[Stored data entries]
•••••
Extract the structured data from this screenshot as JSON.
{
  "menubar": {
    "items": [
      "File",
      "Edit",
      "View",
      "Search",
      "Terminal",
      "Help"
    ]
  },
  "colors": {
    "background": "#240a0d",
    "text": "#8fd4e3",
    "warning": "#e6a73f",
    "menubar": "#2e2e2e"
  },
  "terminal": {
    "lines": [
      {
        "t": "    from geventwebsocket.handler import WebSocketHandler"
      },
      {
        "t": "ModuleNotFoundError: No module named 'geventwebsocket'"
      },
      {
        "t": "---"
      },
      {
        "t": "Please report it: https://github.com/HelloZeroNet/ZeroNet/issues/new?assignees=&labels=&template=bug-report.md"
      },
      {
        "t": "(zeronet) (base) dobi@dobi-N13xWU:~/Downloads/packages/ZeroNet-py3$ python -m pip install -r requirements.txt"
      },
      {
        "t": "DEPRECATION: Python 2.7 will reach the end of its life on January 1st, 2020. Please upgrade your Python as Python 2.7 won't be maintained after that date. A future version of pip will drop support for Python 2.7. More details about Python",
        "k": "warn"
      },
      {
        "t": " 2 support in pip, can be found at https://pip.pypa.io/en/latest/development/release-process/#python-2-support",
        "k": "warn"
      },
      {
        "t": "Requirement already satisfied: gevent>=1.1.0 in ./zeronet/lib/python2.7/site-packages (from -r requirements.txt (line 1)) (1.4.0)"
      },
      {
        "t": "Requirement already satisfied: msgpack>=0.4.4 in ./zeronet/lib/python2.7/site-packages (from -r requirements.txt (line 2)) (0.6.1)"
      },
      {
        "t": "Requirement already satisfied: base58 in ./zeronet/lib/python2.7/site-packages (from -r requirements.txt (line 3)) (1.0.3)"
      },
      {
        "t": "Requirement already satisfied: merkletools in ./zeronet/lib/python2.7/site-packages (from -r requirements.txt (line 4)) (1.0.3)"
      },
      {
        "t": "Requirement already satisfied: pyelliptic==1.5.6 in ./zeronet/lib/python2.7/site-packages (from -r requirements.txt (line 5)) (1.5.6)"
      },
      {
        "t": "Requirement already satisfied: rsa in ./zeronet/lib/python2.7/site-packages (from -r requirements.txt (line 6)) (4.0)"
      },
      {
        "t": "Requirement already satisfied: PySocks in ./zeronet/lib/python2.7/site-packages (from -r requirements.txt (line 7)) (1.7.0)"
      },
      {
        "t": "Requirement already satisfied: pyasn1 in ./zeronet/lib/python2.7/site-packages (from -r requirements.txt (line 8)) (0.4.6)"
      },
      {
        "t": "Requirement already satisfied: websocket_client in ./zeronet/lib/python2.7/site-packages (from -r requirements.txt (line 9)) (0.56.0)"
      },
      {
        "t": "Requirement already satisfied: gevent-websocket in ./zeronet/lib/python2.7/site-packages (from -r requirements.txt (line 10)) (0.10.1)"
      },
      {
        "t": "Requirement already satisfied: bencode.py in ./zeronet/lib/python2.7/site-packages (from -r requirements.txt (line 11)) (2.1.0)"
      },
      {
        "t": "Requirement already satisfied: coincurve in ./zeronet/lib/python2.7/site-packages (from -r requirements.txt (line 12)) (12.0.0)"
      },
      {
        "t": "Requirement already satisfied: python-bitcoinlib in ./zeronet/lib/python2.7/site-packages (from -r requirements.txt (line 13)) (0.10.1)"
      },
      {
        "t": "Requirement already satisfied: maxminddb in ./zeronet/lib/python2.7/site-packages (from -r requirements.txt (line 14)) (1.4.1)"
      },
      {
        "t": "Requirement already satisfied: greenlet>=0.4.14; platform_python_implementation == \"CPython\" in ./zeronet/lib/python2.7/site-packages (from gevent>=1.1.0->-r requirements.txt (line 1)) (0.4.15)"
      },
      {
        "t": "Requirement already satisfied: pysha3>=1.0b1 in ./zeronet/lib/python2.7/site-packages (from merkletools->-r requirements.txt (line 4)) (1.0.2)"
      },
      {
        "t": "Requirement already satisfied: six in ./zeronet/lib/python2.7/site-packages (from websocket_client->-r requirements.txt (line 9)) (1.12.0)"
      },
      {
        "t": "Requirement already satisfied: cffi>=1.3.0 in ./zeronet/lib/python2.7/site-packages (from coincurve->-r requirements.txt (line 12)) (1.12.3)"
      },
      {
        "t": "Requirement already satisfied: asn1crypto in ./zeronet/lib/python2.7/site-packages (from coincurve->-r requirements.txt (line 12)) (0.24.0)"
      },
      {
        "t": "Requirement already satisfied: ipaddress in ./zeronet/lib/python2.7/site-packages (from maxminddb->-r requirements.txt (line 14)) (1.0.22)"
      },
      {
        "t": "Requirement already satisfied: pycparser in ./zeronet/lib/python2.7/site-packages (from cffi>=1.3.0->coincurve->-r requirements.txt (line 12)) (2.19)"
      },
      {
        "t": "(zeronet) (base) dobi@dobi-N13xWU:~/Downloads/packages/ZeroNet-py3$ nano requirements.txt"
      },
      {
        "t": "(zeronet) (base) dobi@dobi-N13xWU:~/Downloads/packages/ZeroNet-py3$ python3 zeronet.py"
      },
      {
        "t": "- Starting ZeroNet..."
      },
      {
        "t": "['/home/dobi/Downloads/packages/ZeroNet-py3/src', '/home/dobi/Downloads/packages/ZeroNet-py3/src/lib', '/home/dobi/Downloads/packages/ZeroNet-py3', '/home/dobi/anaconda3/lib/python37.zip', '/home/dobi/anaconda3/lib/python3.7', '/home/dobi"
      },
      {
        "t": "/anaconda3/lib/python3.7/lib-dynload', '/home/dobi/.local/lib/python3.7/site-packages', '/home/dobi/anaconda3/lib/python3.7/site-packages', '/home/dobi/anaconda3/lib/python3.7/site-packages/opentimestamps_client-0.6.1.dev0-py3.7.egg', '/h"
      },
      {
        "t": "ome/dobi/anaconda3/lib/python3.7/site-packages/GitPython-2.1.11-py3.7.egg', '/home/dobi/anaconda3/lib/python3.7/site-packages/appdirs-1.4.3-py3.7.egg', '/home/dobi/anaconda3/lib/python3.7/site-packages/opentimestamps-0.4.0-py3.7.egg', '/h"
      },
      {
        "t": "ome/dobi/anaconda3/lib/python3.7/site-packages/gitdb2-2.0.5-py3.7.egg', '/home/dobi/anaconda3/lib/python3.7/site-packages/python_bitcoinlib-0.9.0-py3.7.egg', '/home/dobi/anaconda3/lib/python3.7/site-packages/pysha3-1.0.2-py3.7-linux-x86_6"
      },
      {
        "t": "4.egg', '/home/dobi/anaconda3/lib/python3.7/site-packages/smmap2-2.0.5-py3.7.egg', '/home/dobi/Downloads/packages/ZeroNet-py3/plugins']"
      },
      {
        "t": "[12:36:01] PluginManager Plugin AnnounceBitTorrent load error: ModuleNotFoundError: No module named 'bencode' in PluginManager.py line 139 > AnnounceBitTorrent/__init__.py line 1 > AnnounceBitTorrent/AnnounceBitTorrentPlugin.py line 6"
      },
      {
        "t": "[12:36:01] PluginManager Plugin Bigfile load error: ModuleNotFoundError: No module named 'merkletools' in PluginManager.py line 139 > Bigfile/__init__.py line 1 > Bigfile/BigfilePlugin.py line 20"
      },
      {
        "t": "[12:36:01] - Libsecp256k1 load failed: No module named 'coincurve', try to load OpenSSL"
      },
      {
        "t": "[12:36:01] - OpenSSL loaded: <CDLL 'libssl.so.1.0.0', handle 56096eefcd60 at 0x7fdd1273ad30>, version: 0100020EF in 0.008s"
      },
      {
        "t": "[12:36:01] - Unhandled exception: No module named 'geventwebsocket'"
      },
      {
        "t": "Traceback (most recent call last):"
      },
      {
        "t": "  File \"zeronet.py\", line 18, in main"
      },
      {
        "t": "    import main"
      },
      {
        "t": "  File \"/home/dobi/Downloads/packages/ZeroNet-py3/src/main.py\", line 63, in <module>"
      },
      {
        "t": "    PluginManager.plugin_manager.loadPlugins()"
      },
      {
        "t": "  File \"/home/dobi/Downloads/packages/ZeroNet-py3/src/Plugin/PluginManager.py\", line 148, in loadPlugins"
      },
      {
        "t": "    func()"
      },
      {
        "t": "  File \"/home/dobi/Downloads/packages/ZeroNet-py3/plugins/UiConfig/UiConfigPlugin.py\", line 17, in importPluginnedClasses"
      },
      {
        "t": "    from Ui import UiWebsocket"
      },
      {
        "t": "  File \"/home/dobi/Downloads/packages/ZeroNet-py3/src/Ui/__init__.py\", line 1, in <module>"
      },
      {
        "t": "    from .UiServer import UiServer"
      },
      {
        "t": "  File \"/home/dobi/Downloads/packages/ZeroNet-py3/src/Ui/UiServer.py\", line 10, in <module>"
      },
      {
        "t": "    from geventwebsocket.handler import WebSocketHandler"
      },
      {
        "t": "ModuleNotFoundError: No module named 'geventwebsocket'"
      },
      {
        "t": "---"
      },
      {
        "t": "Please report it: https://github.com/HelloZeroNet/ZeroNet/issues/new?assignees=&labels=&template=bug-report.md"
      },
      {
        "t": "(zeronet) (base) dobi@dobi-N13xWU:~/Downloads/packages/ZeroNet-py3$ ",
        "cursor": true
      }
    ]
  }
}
•••••
Aim: Copy every line above in which the string "ModuleNotFoundError" shows up.

The solution:
        "t": "ModuleNotFoundError: No module named 'geventwebsocket'"
        "t": "[12:36:01] PluginManager Plugin AnnounceBitTorrent load error: ModuleNotFoundError: No module named 'bencode' in PluginManager.py line 139 > AnnounceBitTorrent/__init__.py line 1 > AnnounceBitTorrent/AnnounceBitTorrentPlugin.py line 6"
        "t": "[12:36:01] PluginManager Plugin Bigfile load error: ModuleNotFoundError: No module named 'merkletools' in PluginManager.py line 139 > Bigfile/__init__.py line 1 > Bigfile/BigfilePlugin.py line 20"
        "t": "ModuleNotFoundError: No module named 'geventwebsocket'"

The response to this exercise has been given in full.